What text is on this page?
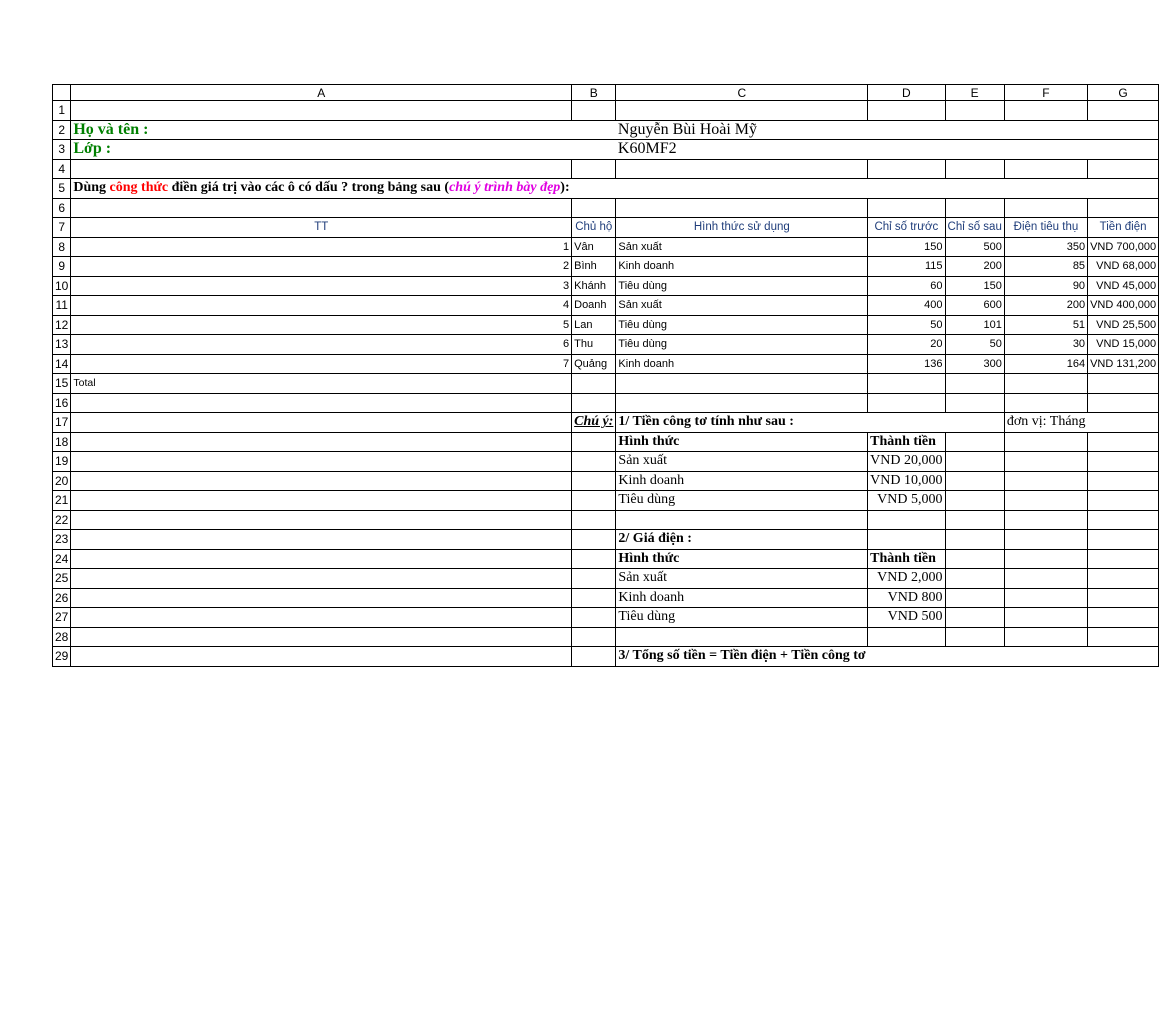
	A	B	C	D	E	F	G
1							
2	Họ và tên :		Nguyễn Bùi Hoài Mỹ				
3	Lớp :		K60MF2				
4							
5	Dùng công thức điền giá trị vào các ô có dấu ? trong bảng sau (chú ý trình bày đẹp):						
6							
7	TT	Chủ hộ	Hình thức sử dụng	Chỉ số trước	Chỉ số sau	Điện tiêu thụ	Tiền điện
8	1	Vân	Sản xuất	150	500	350	VND 700,000
9	2	Bình	Kinh doanh	115	200	85	VND 68,000
10	3	Khánh	Tiêu dùng	60	150	90	VND 45,000
11	4	Doanh	Sản xuất	400	600	200	VND 400,000
12	5	Lan	Tiêu dùng	50	101	51	VND 25,500
13	6	Thu	Tiêu dùng	20	50	30	VND 15,000
14	7	Quảng	Kinh doanh	136	300	164	VND 131,200
15	Total						
16							
17		Chú ý:	1/ Tiền công tơ tính như sau :			đơn vị: Tháng	
18			Hình thức	Thành tiền			
19			Sản xuất	VND 20,000			
20			Kinh doanh	VND 10,000			
21			Tiêu dùng	VND 5,000			
22							
23			2/ Giá điện :				
24			Hình thức	Thành tiền			
25			Sản xuất	VND 2,000			
26			Kinh doanh	VND 800			
27			Tiêu dùng	VND 500			
28							
29			3/ Tổng số tiền = Tiền điện + Tiền công tơ				
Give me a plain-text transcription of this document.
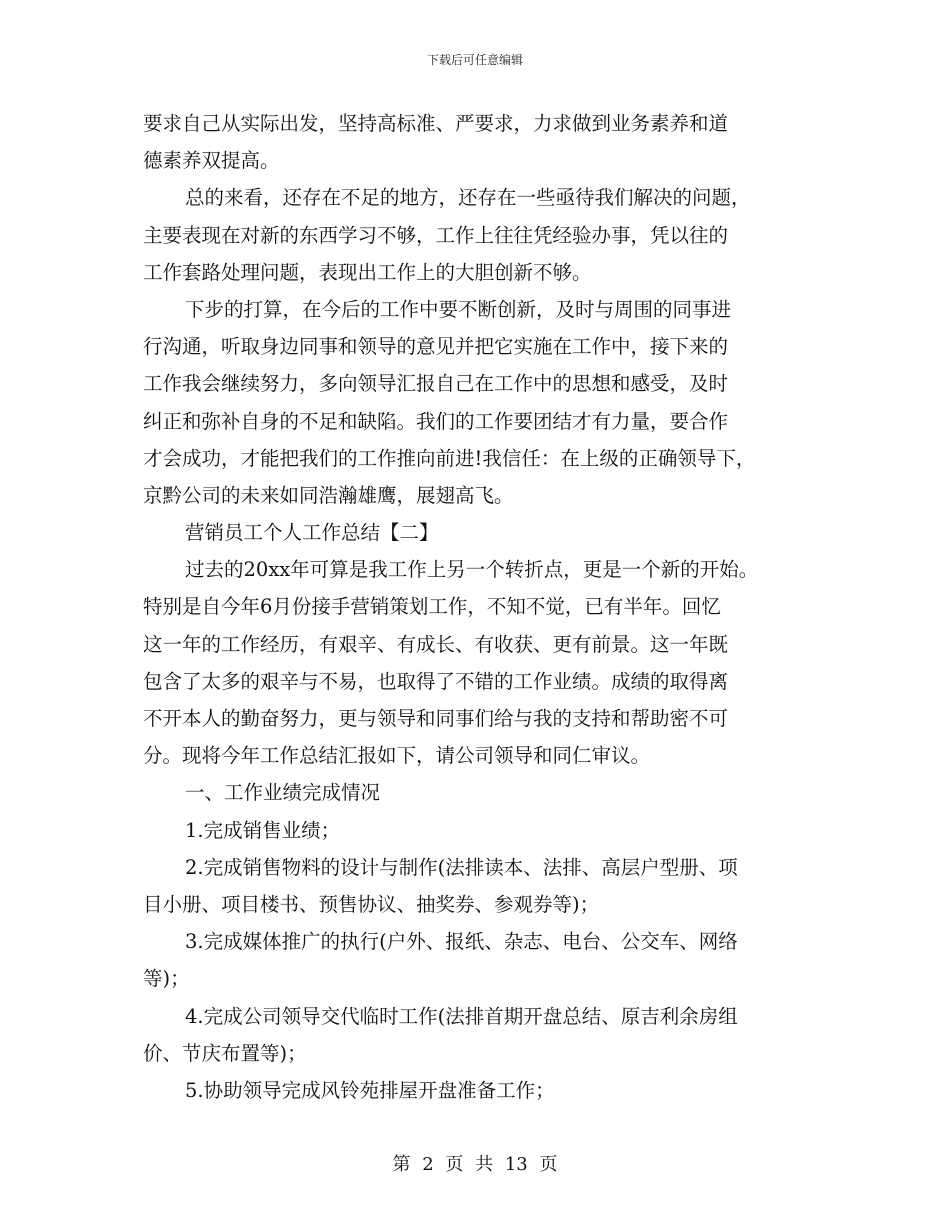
下载后可任意编辑
要求自己从实际出发，坚持高标准、严要求，力求做到业务素养和道
德素养双提高。
总的来看，还存在不足的地方，还存在一些亟待我们解决的问题，
主要表现在对新的东西学习不够，工作上往往凭经验办事，凭以往的
工作套路处理问题，表现出工作上的大胆创新不够。
下步的打算，在今后的工作中要不断创新，及时与周围的同事进
行沟通，听取身边同事和领导的意见并把它实施在工作中，接下来的
工作我会继续努力，多向领导汇报自己在工作中的思想和感受，及时
纠正和弥补自身的不足和缺陷。我们的工作要团结才有力量，要合作
才会成功，才能把我们的工作推向前进!我信任：在上级的正确领导下，
京黔公司的未来如同浩瀚雄鹰，展翅高飞。
营销员工个人工作总结【二】
过去的20xx年可算是我工作上另一个转折点，更是一个新的开始。
特别是自今年6月份接手营销策划工作，不知不觉，已有半年。回忆
这一年的工作经历，有艰辛、有成长、有收获、更有前景。这一年既
包含了太多的艰辛与不易，也取得了不错的工作业绩。成绩的取得离
不开本人的勤奋努力，更与领导和同事们给与我的支持和帮助密不可
分。现将今年工作总结汇报如下，请公司领导和同仁审议。
一、工作业绩完成情况
1.完成销售业绩；
2.完成销售物料的设计与制作(法排读本、法排、高层户型册、项
目小册、项目楼书、预售协议、抽奖券、参观券等)；
3.完成媒体推广的执行(户外、报纸、杂志、电台、公交车、网络
等)；
4.完成公司领导交代临时工作(法排首期开盘总结、原吉利余房组
价、节庆布置等)；
5.协助领导完成风铃苑排屋开盘准备工作；
第 2 页 共 13 页
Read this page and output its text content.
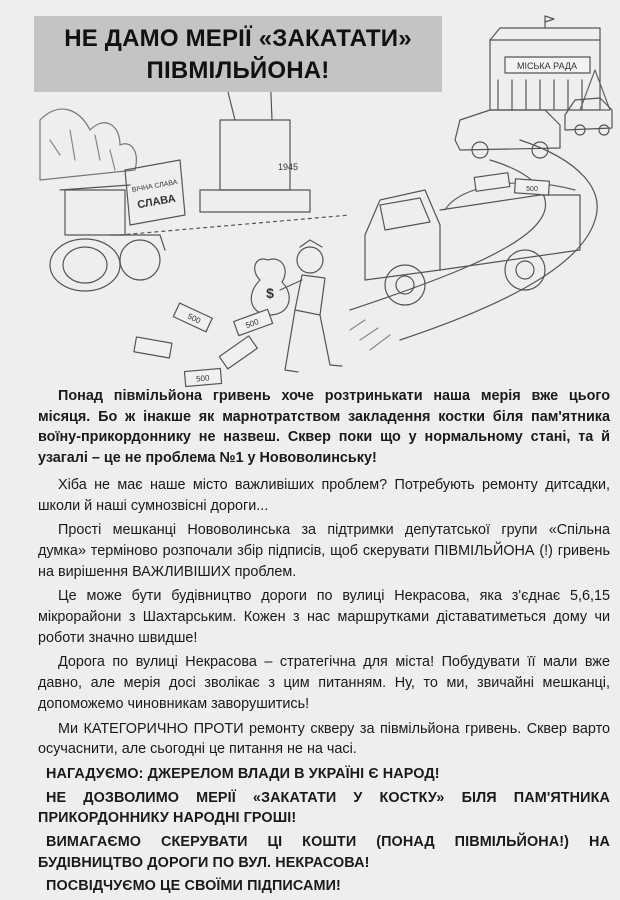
МІСЬКА РАДА
ВІЧНА СЛАВА
СЛАВА
1945
$
500	500
500
500
НЕ ДАМО МЕРІЇ «ЗАКАТАТИ»
ПІВМІЛЬЙОНА!

Понад півмільйона гривень хоче розтринькати наша мерія вже цього місяця. Бо ж інакше як марнотратством закладення костки біля пам'ятника воїну-прикордоннику не назвеш. Сквер поки що у нормальному стані, та й узагалі – це не проблема №1 у Нововолинську!

Хіба не має наше місто важливіших проблем? Потребують ремонту дитсадки, школи й наші сумнозвісні дороги...

Прості мешканці Нововолинська за підтримки депутатської групи «Спільна думка» терміново розпочали збір підписів, щоб скерувати ПІВМІЛЬЙОНА (!) гривень на вирішення ВАЖЛИВІШИХ проблем.

Це може бути будівництво дороги по вулиці Некрасова, яка з'єднає 5,6,15 мікрорайони з Шахтарським. Кожен з нас маршрутками діставатиметься дому чи роботи значно швидше!

Дорога по вулиці Некрасова – стратегічна для міста! Побудувати її мали вже давно, але мерія досі зволікає з цим питанням. Ну, то ми, звичайні мешканці, допоможемо чиновникам заворушитись!

Ми КАТЕГОРИЧНО ПРОТИ ремонту скверу за півмільйона гривень. Сквер варто осучаснити, але сьогодні це питання не на часі.

НАГАДУЄМО: ДЖЕРЕЛОМ ВЛАДИ В УКРАЇНІ Є НАРОД!

НЕ ДОЗВОЛИМО МЕРІЇ «ЗАКАТАТИ У КОСТКУ» БІЛЯ ПАМ'ЯТНИКА ПРИКОРДОННИКУ НАРОДНІ ГРОШІ!

ВИМАГАЄМО СКЕРУВАТИ ЦІ КОШТИ (ПОНАД ПІВМІЛЬЙОНА!) НА БУДІВНИЦТВО ДОРОГИ ПО ВУЛ. НЕКРАСОВА!

ПОСВІДЧУЄМО ЦЕ СВОЇМИ ПІДПИСАМИ!
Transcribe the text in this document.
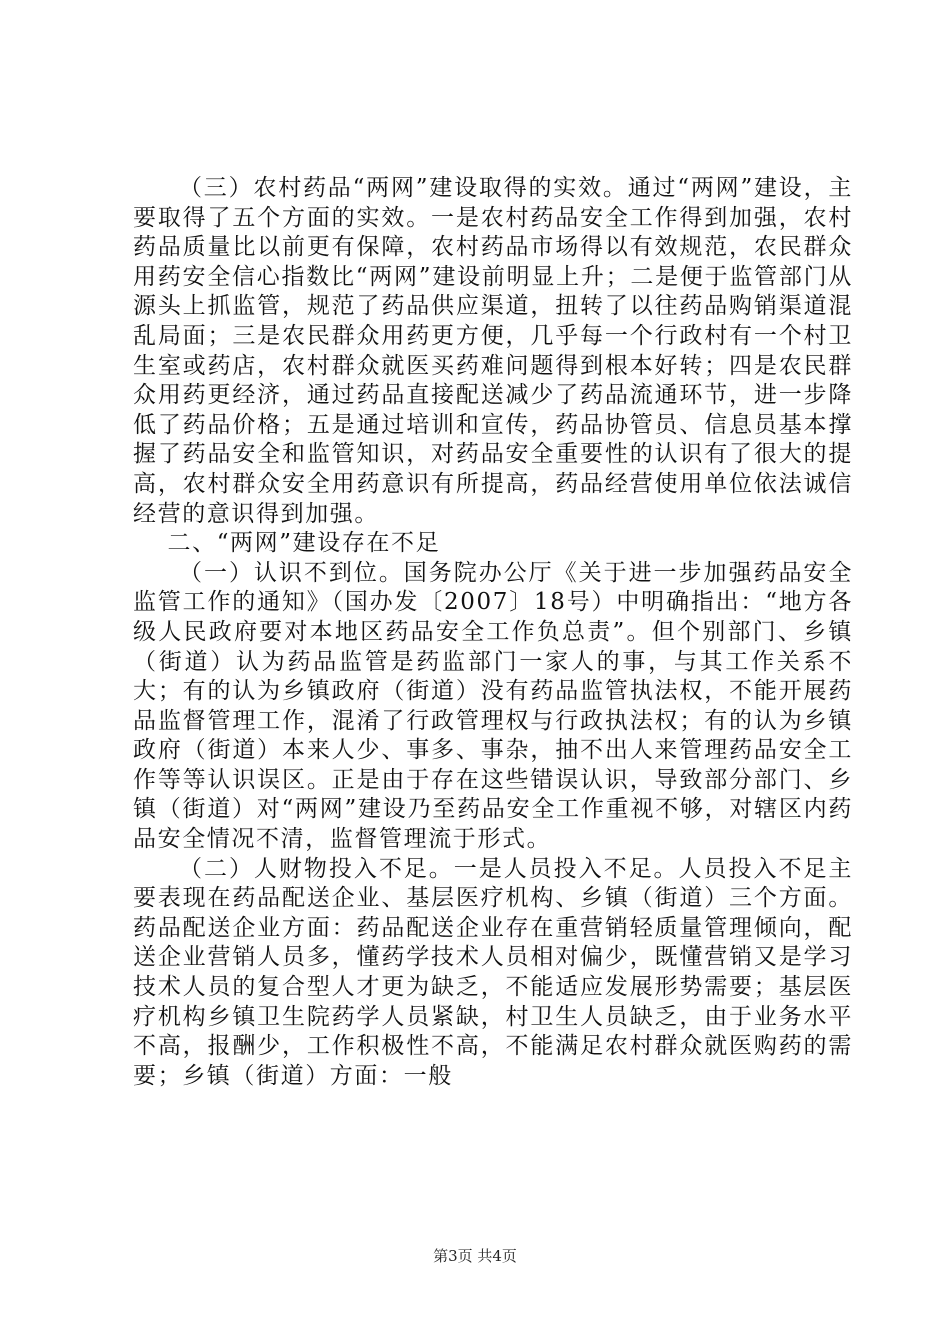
（三）农村药品“两网”建设取得的实效。通过“两网”建设，主要取得了五个方面的实效。一是农村药品安全工作得到加强，农村药品质量比以前更有保障，农村药品市场得以有效规范，农民群众用药安全信心指数比“两网”建设前明显上升；二是便于监管部门从源头上抓监管，规范了药品供应渠道，扭转了以往药品购销渠道混乱局面；三是农民群众用药更方便，几乎每一个行政村有一个村卫生室或药店，农村群众就医买药难问题得到根本好转；四是农民群众用药更经济，通过药品直接配送减少了药品流通环节，进一步降低了药品价格；五是通过培训和宣传，药品协管员、信息员基本撑握了药品安全和监管知识，对药品安全重要性的认识有了很大的提高，农村群众安全用药意识有所提高，药品经营使用单位依法诚信经营的意识得到加强。

二、“两网”建设存在不足

（一）认识不到位。国务院办公厅《关于进一步加强药品安全监管工作的通知》（国办发〔2007〕18号）中明确指出：“地方各级人民政府要对本地区药品安全工作负总责”。但个别部门、乡镇（街道）认为药品监管是药监部门一家人的事，与其工作关系不大；有的认为乡镇政府（街道）没有药品监管执法权，不能开展药品监督管理工作，混淆了行政管理权与行政执法权；有的认为乡镇政府（街道）本来人少、事多、事杂，抽不出人来管理药品安全工作等等认识误区。正是由于存在这些错误认识，导致部分部门、乡镇（街道）对“两网”建设乃至药品安全工作重视不够，对辖区内药品安全情况不清，监督管理流于形式。

（二）人财物投入不足。一是人员投入不足。人员投入不足主要表现在药品配送企业、基层医疗机构、乡镇（街道）三个方面。药品配送企业方面：药品配送企业存在重营销轻质量管理倾向，配送企业营销人员多，懂药学技术人员相对偏少，既懂营销又是学习技术人员的复合型人才更为缺乏，不能适应发展形势需要；基层医疗机构乡镇卫生院药学人员紧缺，村卫生人员缺乏，由于业务水平不高，报酬少，工作积极性不高，不能满足农村群众就医购药的需要；乡镇（街道）方面：一般

第3页 共4页
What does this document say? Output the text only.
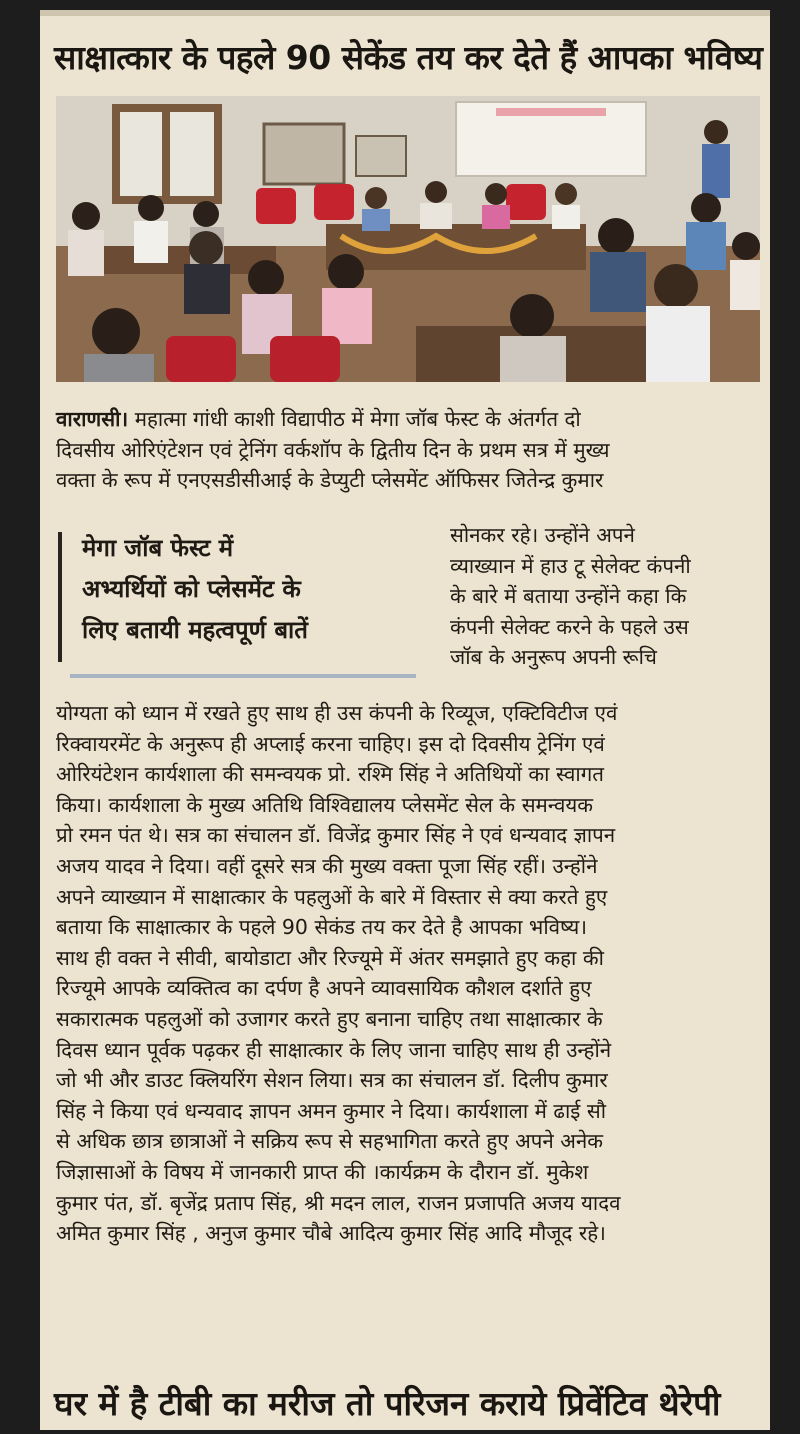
साक्षात्कार के पहले 90 सेकेंड तय कर देते हैं आपका भविष्य
वाराणसी। महात्मा गांधी काशी विद्यापीठ में मेगा जॉब फेस्ट के अंतर्गत दो
दिवसीय ओरिएंटेशन एवं ट्रेनिंग वर्कशॉप के द्वितीय दिन के प्रथम सत्र में मुख्य
वक्ता के रूप में एनएसडीसीआई के डेप्युटी प्लेसमेंट ऑफिसर जितेन्द्र कुमार
मेगा जॉब फेस्ट में
अभ्यर्थियों को प्लेसमेंट के
लिए बतायी महत्वपूर्ण बातें
सोनकर रहे। उन्होंने अपने
व्याख्यान में हाउ टू सेलेक्ट कंपनी
के बारे में बताया उन्होंने कहा कि
कंपनी सेलेक्ट करने के पहले उस
जॉब के अनुरूप अपनी रूचि
योग्यता को ध्यान में रखते हुए साथ ही उस कंपनी के रिव्यूज, एक्टिविटीज एवं
रिक्वायरमेंट के अनुरूप ही अप्लाई करना चाहिए। इस दो दिवसीय ट्रेनिंग एवं
ओरियंटेशन कार्यशाला की समन्वयक प्रो. रश्मि सिंह ने अतिथियों का स्वागत
किया। कार्यशाला के मुख्य अतिथि विश्विद्यालय प्लेसमेंट सेल के समन्वयक
प्रो रमन पंत थे। सत्र का संचालन डॉ. विजेंद्र कुमार सिंह ने एवं धन्यवाद ज्ञापन
अजय यादव ने दिया। वहीं दूसरे सत्र की मुख्य वक्ता पूजा सिंह रहीं। उन्होंने
अपने व्याख्यान में साक्षात्कार के पहलुओं के बारे में विस्तार से क्या करते हुए
बताया कि साक्षात्कार के पहले 90 सेकंड तय कर देते है आपका भविष्य।
साथ ही वक्त ने सीवी, बायोडाटा और रिज्यूमे में अंतर समझाते हुए कहा की
रिज्यूमे आपके व्यक्तित्व का दर्पण है अपने व्यावसायिक कौशल दर्शाते हुए
सकारात्मक पहलुओं को उजागर करते हुए बनाना चाहिए तथा साक्षात्कार के
दिवस ध्यान पूर्वक पढ़कर ही साक्षात्कार के लिए जाना चाहिए साथ ही उन्होंने
जो भी और डाउट क्लियरिंग सेशन लिया। सत्र का संचालन डॉ. दिलीप कुमार
सिंह ने किया एवं धन्यवाद ज्ञापन अमन कुमार ने दिया। कार्यशाला में ढाई सौ
से अधिक छात्र छात्राओं ने सक्रिय रूप से सहभागिता करते हुए अपने अनेक
जिज्ञासाओं के विषय में जानकारी प्राप्त की ।कार्यक्रम के दौरान डॉ. मुकेश
कुमार पंत, डॉ. बृजेंद्र प्रताप सिंह, श्री मदन लाल, राजन प्रजापति अजय यादव
अमित कुमार सिंह , अनुज कुमार चौबे आदित्य कुमार सिंह आदि मौजूद रहे।
घर में है टीबी का मरीज तो परिजन कराये प्रिवेंटिव थेरेपी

TASK PROMPT
All lines of the data above that include the word "ЗАКАТАТИ" must be shown.

COMPLETE RESPONSE
НЕ ДАМО МЕРІЇ «ЗАКАТАТИ»
НЕ ДОЗВОЛИМО МЕРІЇ «ЗАКАТАТИ У КОСТКУ» БІЛЯ ПАМ'ЯТНИКА ПРИКОРДОННИКУ НАРОДНІ ГРОШІ!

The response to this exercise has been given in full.